### RECORDED INFORMATION
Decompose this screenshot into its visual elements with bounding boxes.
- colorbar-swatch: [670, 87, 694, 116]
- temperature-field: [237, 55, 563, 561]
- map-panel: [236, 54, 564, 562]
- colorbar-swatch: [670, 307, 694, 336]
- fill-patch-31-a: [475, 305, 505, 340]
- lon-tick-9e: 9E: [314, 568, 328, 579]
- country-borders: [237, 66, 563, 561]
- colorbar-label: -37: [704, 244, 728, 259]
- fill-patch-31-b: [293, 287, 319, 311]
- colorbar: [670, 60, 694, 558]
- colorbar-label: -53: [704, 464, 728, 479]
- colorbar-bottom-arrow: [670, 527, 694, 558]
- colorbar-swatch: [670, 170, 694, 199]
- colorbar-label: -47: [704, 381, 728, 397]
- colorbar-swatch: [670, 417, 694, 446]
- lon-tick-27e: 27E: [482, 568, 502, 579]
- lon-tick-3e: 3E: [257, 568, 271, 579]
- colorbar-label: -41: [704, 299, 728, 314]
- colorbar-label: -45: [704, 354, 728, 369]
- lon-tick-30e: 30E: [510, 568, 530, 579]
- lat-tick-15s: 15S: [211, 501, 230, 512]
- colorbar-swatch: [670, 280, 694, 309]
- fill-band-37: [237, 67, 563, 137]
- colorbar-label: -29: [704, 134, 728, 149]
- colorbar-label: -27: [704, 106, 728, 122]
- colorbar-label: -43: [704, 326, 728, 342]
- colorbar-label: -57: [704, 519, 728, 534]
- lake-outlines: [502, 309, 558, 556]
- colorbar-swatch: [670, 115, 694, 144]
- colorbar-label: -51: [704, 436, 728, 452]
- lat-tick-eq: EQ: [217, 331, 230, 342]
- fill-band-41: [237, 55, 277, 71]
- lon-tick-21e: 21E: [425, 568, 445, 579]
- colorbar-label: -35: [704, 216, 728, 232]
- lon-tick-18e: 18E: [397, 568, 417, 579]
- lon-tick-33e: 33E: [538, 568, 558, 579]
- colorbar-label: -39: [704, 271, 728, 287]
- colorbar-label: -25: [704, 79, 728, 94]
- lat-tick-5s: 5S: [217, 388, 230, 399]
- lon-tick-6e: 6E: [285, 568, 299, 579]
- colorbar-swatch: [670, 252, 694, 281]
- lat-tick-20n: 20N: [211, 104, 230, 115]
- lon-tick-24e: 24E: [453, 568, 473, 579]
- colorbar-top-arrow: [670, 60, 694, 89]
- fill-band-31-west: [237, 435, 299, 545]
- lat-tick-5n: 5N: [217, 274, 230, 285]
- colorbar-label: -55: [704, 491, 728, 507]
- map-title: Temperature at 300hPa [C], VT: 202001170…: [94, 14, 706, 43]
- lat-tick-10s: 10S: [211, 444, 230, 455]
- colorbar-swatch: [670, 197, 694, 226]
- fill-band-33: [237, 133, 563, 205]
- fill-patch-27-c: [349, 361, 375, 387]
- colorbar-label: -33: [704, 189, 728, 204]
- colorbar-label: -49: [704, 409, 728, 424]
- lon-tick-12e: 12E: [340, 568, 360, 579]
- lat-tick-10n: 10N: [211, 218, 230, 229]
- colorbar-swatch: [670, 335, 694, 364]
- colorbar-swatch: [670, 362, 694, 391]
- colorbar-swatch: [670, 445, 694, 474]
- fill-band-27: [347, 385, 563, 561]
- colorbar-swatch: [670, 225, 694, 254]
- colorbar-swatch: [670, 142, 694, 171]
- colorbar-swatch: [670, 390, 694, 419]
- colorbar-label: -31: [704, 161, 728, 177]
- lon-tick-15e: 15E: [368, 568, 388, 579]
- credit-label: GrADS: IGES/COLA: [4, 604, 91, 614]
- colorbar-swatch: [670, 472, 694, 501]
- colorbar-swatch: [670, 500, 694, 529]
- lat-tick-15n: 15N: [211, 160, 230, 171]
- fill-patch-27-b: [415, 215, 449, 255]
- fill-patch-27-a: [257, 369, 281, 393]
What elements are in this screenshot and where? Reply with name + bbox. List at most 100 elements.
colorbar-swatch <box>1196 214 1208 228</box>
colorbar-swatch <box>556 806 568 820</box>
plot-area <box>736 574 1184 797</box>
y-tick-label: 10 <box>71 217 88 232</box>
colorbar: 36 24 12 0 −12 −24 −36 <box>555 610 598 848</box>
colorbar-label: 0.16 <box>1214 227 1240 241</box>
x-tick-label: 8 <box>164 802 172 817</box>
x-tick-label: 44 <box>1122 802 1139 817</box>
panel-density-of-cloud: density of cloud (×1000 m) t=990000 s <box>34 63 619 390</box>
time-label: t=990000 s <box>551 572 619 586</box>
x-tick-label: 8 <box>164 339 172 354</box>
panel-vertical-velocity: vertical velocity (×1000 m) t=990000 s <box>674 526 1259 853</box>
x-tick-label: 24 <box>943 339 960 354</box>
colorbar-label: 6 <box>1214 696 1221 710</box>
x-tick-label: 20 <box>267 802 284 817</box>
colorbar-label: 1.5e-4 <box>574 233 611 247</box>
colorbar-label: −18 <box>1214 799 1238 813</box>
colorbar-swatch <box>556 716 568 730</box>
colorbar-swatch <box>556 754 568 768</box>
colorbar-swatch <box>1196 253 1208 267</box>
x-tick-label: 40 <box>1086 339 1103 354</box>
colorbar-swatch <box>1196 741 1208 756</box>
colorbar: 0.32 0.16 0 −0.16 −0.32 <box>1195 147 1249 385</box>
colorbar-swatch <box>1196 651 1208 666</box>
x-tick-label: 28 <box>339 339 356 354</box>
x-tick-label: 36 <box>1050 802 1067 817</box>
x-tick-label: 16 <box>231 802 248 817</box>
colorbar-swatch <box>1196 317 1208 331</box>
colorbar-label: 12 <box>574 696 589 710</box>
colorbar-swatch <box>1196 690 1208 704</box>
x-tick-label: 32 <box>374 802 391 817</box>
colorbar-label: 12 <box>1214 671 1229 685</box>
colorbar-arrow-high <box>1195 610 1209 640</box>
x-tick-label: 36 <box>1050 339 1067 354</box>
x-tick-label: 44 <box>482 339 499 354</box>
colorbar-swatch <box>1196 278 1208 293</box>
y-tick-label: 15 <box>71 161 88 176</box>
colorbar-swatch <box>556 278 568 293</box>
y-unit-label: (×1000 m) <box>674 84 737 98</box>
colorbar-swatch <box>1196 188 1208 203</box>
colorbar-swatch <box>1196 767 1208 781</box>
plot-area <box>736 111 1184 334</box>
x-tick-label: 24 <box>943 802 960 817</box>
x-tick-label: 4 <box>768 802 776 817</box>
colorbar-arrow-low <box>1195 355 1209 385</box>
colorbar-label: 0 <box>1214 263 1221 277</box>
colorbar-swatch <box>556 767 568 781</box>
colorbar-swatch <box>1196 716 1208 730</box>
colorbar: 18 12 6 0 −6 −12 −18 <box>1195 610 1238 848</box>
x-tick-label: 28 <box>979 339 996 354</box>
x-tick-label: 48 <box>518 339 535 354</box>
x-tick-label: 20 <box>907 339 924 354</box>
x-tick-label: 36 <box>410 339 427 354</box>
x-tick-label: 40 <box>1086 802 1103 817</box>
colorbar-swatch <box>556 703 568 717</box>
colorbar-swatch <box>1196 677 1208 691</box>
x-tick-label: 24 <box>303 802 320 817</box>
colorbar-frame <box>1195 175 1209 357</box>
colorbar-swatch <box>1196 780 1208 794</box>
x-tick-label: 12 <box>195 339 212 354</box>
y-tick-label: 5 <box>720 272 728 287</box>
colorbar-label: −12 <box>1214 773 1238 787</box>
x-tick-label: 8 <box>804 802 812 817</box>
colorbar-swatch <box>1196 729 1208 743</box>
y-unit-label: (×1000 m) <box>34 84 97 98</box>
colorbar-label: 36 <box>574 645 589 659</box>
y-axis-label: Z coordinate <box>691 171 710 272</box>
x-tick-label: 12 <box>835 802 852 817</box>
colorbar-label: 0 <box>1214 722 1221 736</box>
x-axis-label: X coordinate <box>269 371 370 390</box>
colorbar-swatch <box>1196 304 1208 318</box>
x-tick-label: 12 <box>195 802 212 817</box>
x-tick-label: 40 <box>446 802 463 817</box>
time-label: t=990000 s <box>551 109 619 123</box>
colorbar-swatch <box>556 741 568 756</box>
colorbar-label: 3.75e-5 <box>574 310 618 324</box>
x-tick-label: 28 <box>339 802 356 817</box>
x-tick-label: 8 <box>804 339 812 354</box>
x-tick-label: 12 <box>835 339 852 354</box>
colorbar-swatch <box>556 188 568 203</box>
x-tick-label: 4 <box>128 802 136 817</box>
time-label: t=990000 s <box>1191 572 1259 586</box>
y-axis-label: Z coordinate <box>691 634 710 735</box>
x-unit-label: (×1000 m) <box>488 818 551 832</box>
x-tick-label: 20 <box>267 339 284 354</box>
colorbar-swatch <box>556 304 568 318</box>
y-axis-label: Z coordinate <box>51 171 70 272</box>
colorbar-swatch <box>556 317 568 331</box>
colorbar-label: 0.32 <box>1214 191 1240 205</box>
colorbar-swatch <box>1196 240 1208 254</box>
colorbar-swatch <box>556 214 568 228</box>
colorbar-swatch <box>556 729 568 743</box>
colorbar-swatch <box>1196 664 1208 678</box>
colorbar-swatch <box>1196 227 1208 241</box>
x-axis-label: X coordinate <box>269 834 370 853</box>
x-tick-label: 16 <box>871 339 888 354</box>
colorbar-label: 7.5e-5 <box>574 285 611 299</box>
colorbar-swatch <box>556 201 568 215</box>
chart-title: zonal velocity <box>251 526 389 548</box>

### EXERCISE BRIEF
Rewrite each nonblank line from the start of the records through the line holding "- fill-patch-31-a: [475, 305, 505, 340]", inclusive, as a Markdown table with the columns Row and Entry.

### ANSWER TO THE TASK
| Row | Entry |
|---|---|
| 1 | Decompose this screenshot into its visual elements with bounding boxes. |
| 2 | - colorbar-swatch: [670, 87, 694, 116] |
| 3 | - temperature-field: [237, 55, 563, 561] |
| 4 | - map-panel: [236, 54, 564, 562] |
| 5 | - colorbar-swatch: [670, 307, 694, 336] |
| 6 | - fill-patch-31-a: [475, 305, 505, 340] |